Indeed, the Fund may well make the problem worse as New Zealanders mistakenly believe Mr Cullen and rely on the government to save for them.

The Fund doesn't improve the performance of New Zealand's economic performance in any way, shape or form. It simply shifts assets from the private sector to the state. The higher taxes needed to beef-up the fund in the early years will cripple New Zealand's performance. So too will the poorer allocation of capital that a state-run Fund will produce.

3. It's a state-run monopoly
The Fund is a monster. It peaks at 50 percent of GDP. That's a fund over $50 billion dollars in today's terms.

Mr Cullen's Monster Fund would be stuffed with enough money to purchase every share in every public company listed in New Zealand - this is nothing but socialism by stealth disguised as a more secure retirement.

The Fund is run as a state monopoly with all the eggs in one basket.

The Fund in this respect is the opposite of Winston Peter's compulsory scheme. Under Mr Peters' scheme, we would each have our pension account under our own control. Not so under Mr Cullen's scheme. His is a monster Fund, centralised and state-run.

The Fund is to be managed by politically appointed Guardians. The Fund will be politically driven just like TVNZ, NZ Post and Timberlands as SOEs have found themselves politically driven over who they hire (Kit Richards), what they pay (TV newsreaders), and where they invest (Jim's Bank).

Political interference will severely compromise the Fund's commercial operation. The Alliance already wants to constrain the Fund's ability to invest overseas while the Greens want to restrict the Fund's investment to what they deem to be ethical.

The Fund at 50 percent of GDP will distort financial markets. The prudent thing for such a Fund before the last election would have been to increase its off-shore investments thereby weakening the dollar and driving up interest rates. It's hard to see politicians not meddling in such decisions.

The Guardians are always going to be treading a fine line between getting the best return for taxpayers and satisfying their political masters. Taxpayers will be the losers.

A State-run Monster Fund will mean the state carrying more debt and more assets than it otherwise would. That exposes the government's balance sheet to greater fiscal risk. Certainly, foreign exchange movements will bash the Fund about year to year.

For example, if the government was still carrying the net foreign debt that it was carrying just 10 years ago, last year's foreign exchange movements would have knocked $2,300 million off the operating surplus and plunged the government into savage deficit.

* _Records_:
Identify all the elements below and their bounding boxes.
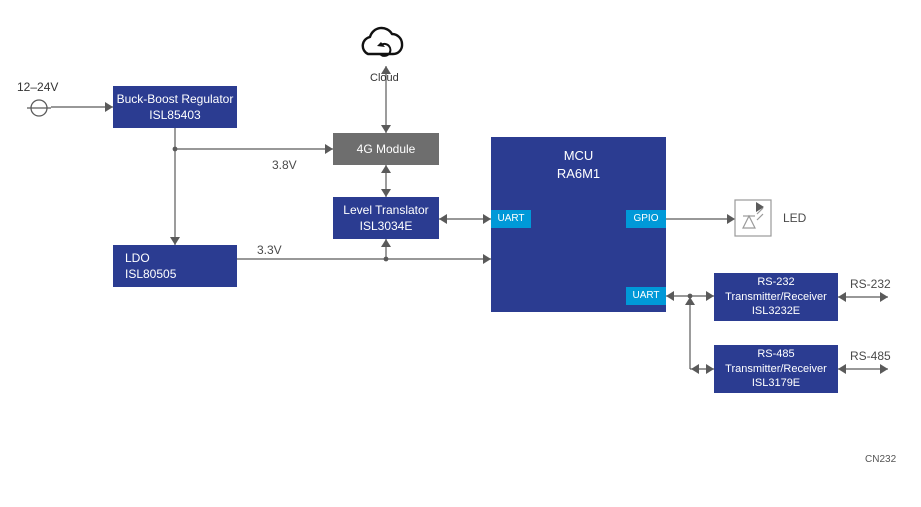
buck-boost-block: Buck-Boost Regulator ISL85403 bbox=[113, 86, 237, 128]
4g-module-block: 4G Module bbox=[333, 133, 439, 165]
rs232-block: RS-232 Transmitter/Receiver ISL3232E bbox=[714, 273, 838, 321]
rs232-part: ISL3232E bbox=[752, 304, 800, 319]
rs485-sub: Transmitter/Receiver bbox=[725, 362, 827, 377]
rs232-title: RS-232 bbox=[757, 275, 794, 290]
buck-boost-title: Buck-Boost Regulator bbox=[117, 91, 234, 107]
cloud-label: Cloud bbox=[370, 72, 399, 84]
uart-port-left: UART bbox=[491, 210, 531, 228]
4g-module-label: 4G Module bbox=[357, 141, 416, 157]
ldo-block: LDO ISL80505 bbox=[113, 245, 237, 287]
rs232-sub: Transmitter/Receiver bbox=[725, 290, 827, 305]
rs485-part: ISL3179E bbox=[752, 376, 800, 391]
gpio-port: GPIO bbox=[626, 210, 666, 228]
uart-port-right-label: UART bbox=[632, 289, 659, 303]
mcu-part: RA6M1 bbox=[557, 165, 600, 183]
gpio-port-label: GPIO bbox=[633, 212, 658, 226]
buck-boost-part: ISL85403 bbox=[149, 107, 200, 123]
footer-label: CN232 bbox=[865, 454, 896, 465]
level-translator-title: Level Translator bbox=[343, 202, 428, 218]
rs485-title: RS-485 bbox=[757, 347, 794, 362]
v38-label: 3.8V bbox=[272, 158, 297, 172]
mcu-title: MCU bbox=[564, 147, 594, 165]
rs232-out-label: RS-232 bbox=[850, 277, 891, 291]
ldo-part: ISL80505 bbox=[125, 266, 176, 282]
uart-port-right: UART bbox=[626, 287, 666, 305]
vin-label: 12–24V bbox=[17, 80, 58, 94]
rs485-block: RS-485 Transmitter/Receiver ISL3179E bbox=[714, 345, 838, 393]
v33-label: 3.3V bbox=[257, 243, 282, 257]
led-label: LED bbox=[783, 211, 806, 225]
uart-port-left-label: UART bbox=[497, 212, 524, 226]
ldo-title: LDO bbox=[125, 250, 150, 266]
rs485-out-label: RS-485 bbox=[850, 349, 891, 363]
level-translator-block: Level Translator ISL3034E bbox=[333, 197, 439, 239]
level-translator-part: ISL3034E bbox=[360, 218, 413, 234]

* _Prompt A_: Which state-owned enterprises does the piece on the state-run Fund name as having been politically driven?
* _Prompt B_: Lay out the lines in the entries as a JSON list of strings, one string per line, starting at the line that contains "buck-boost-block: Buck-Boost Regulator" and ending at the line that contains "v38-label: 3.8V bbox=[272, 158, 297, 172]".
The text about the Fund and the entries have nothing to do with each other.

* _Output A_: TVNZ, NZ Post and Timberlands.

* _Output B_:
[
  "buck-boost-block: Buck-Boost Regulator ISL85403 bbox=[113, 86, 237, 128]",
  "4g-module-block: 4G Module bbox=[333, 133, 439, 165]",
  "rs232-block: RS-232 Transmitter/Receiver ISL3232E bbox=[714, 273, 838, 321]",
  "rs232-part: ISL3232E bbox=[752, 304, 800, 319]",
  "rs485-sub: Transmitter/Receiver bbox=[725, 362, 827, 377]",
  "rs232-title: RS-232 bbox=[757, 275, 794, 290]",
  "buck-boost-title: Buck-Boost Regulator bbox=[117, 91, 234, 107]",
  "cloud-label: Cloud bbox=[370, 72, 399, 84]",
  "uart-port-left: UART bbox=[491, 210, 531, 228]",
  "4g-module-label: 4G Module bbox=[357, 141, 416, 157]",
  "ldo-block: LDO ISL80505 bbox=[113, 245, 237, 287]",
  "rs232-sub: Transmitter/Receiver bbox=[725, 290, 827, 305]",
  "rs485-part: ISL3179E bbox=[752, 376, 800, 391]",
  "gpio-port: GPIO bbox=[626, 210, 666, 228]",
  "uart-port-right-label: UART bbox=[632, 289, 659, 303]",
  "mcu-part: RA6M1 bbox=[557, 165, 600, 183]",
  "gpio-port-label: GPIO bbox=[633, 212, 658, 226]",
  "buck-boost-part: ISL85403 bbox=[149, 107, 200, 123]",
  "footer-label: CN232 bbox=[865, 454, 896, 465]",
  "level-translator-title: Level Translator bbox=[343, 202, 428, 218]",
  "rs485-title: RS-485 bbox=[757, 347, 794, 362]",
  "v38-label: 3.8V bbox=[272, 158, 297, 172]"
]